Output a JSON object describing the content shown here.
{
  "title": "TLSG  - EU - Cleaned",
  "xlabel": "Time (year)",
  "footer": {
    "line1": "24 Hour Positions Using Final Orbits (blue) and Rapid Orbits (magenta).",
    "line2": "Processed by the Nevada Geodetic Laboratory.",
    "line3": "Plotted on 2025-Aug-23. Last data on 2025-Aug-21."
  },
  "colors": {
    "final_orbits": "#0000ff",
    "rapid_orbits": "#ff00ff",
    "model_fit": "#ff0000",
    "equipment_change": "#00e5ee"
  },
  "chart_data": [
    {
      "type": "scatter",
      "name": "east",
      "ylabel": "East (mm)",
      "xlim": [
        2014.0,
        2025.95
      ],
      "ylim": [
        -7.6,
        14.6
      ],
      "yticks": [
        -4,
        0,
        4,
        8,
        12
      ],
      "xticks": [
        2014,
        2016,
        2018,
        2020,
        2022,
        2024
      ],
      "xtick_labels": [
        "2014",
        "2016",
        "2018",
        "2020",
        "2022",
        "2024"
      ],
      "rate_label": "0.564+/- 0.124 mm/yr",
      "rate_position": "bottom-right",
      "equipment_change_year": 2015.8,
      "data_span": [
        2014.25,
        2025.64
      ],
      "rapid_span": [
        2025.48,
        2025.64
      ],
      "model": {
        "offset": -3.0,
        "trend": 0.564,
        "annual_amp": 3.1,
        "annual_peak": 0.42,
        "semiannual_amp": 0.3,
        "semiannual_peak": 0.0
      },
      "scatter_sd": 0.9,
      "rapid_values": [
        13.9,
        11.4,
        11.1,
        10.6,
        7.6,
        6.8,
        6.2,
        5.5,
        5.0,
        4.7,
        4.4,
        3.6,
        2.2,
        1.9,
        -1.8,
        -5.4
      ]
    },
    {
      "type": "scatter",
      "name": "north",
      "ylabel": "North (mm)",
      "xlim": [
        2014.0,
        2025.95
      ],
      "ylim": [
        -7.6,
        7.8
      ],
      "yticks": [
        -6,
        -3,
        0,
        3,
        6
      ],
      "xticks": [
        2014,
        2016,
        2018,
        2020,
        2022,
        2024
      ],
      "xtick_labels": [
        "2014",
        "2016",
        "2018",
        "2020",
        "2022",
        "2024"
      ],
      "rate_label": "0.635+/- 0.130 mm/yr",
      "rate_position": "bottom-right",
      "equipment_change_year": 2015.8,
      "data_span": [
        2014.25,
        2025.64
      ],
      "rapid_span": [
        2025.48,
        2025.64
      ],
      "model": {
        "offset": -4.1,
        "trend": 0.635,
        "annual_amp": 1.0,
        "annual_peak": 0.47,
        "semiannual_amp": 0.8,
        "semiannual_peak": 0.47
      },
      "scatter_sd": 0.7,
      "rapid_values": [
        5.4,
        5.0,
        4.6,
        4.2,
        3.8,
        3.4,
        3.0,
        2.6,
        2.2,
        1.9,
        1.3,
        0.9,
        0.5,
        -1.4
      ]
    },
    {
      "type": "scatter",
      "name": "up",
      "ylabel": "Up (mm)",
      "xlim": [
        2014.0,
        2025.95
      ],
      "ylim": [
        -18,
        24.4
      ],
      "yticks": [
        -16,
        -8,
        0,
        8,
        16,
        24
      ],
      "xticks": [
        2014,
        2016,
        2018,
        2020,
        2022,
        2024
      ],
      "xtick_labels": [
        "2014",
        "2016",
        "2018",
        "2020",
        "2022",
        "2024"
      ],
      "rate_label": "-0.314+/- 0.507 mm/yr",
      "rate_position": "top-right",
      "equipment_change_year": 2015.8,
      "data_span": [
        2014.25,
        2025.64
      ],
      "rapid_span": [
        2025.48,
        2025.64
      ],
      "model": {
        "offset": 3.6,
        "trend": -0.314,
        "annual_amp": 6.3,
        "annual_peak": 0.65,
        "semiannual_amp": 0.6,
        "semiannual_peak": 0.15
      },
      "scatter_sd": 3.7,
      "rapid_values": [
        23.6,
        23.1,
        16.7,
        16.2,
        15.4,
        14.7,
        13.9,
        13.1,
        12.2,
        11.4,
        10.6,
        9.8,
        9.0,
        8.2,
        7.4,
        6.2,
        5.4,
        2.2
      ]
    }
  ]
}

|---|

# [DIRECTIVE]
Print the listing above in its entirety, with every line exact.

# [RESULT BELOW]
Output a JSON object describing the content shown here.
{
  "title": "TLSG  - EU - Cleaned",
  "xlabel": "Time (year)",
  "footer": {
    "line1": "24 Hour Positions Using Final Orbits (blue) and Rapid Orbits (magenta).",
    "line2": "Processed by the Nevada Geodetic Laboratory.",
    "line3": "Plotted on 2025-Aug-23. Last data on 2025-Aug-21."
  },
  "colors": {
    "final_orbits": "#0000ff",
    "rapid_orbits": "#ff00ff",
    "model_fit": "#ff0000",
    "equipment_change": "#00e5ee"
  },
  "chart_data": [
    {
      "type": "scatter",
      "name": "east",
      "ylabel": "East (mm)",
      "xlim": [
        2014.0,
        2025.95
      ],
      "ylim": [
        -7.6,
        14.6
      ],
      "yticks": [
        -4,
        0,
        4,
        8,
        12
      ],
      "xticks": [
        2014,
        2016,
        2018,
        2020,
        2022,
        2024
      ],
      "xtick_labels": [
        "2014",
        "2016",
        "2018",
        "2020",
        "2022",
        "2024"
      ],
      "rate_label": "0.564+/- 0.124 mm/yr",
      "rate_position": "bottom-right",
      "equipment_change_year": 2015.8,
      "data_span": [
        2014.25,
        2025.64
      ],
      "rapid_span": [
        2025.48,
        2025.64
      ],
      "model": {
        "offset": -3.0,
        "trend": 0.564,
        "annual_amp": 3.1,
        "annual_peak": 0.42,
        "semiannual_amp": 0.3,
        "semiannual_peak": 0.0
      },
      "scatter_sd": 0.9,
      "rapid_values": [
        13.9,
        11.4,
        11.1,
        10.6,
        7.6,
        6.8,
        6.2,
        5.5,
        5.0,
        4.7,
        4.4,
        3.6,
        2.2,
        1.9,
        -1.8,
        -5.4
      ]
    },
    {
      "type": "scatter",
      "name": "north",
      "ylabel": "North (mm)",
      "xlim": [
        2014.0,
        2025.95
      ],
      "ylim": [
        -7.6,
        7.8
      ],
      "yticks": [
        -6,
        -3,
        0,
        3,
        6
      ],
      "xticks": [
        2014,
        2016,
        2018,
        2020,
        2022,
        2024
      ],
      "xtick_labels": [
        "2014",
        "2016",
        "2018",
        "2020",
        "2022",
        "2024"
      ],
      "rate_label": "0.635+/- 0.130 mm/yr",
      "rate_position": "bottom-right",
      "equipment_change_year": 2015.8,
      "data_span": [
        2014.25,
        2025.64
      ],
      "rapid_span": [
        2025.48,
        2025.64
      ],
      "model": {
        "offset": -4.1,
        "trend": 0.635,
        "annual_amp": 1.0,
        "annual_peak": 0.47,
        "semiannual_amp": 0.8,
        "semiannual_peak": 0.47
      },
      "scatter_sd": 0.7,
      "rapid_values": [
        5.4,
        5.0,
        4.6,
        4.2,
        3.8,
        3.4,
        3.0,
        2.6,
        2.2,
        1.9,
        1.3,
        0.9,
        0.5,
        -1.4
      ]
    },
    {
      "type": "scatter",
      "name": "up",
      "ylabel": "Up (mm)",
      "xlim": [
        2014.0,
        2025.95
      ],
      "ylim": [
        -18,
        24.4
      ],
      "yticks": [
        -16,
        -8,
        0,
        8,
        16,
        24
      ],
      "xticks": [
        2014,
        2016,
        2018,
        2020,
        2022,
        2024
      ],
      "xtick_labels": [
        "2014",
        "2016",
        "2018",
        "2020",
        "2022",
        "2024"
      ],
      "rate_label": "-0.314+/- 0.507 mm/yr",
      "rate_position": "top-right",
      "equipment_change_year": 2015.8,
      "data_span": [
        2014.25,
        2025.64
      ],
      "rapid_span": [
        2025.48,
        2025.64
      ],
      "model": {
        "offset": 3.6,
        "trend": -0.314,
        "annual_amp": 6.3,
        "annual_peak": 0.65,
        "semiannual_amp": 0.6,
        "semiannual_peak": 0.15
      },
      "scatter_sd": 3.7,
      "rapid_values": [
        23.6,
        23.1,
        16.7,
        16.2,
        15.4,
        14.7,
        13.9,
        13.1,
        12.2,
        11.4,
        10.6,
        9.8,
        9.0,
        8.2,
        7.4,
        6.2,
        5.4,
        2.2
      ]
    }
  ]
}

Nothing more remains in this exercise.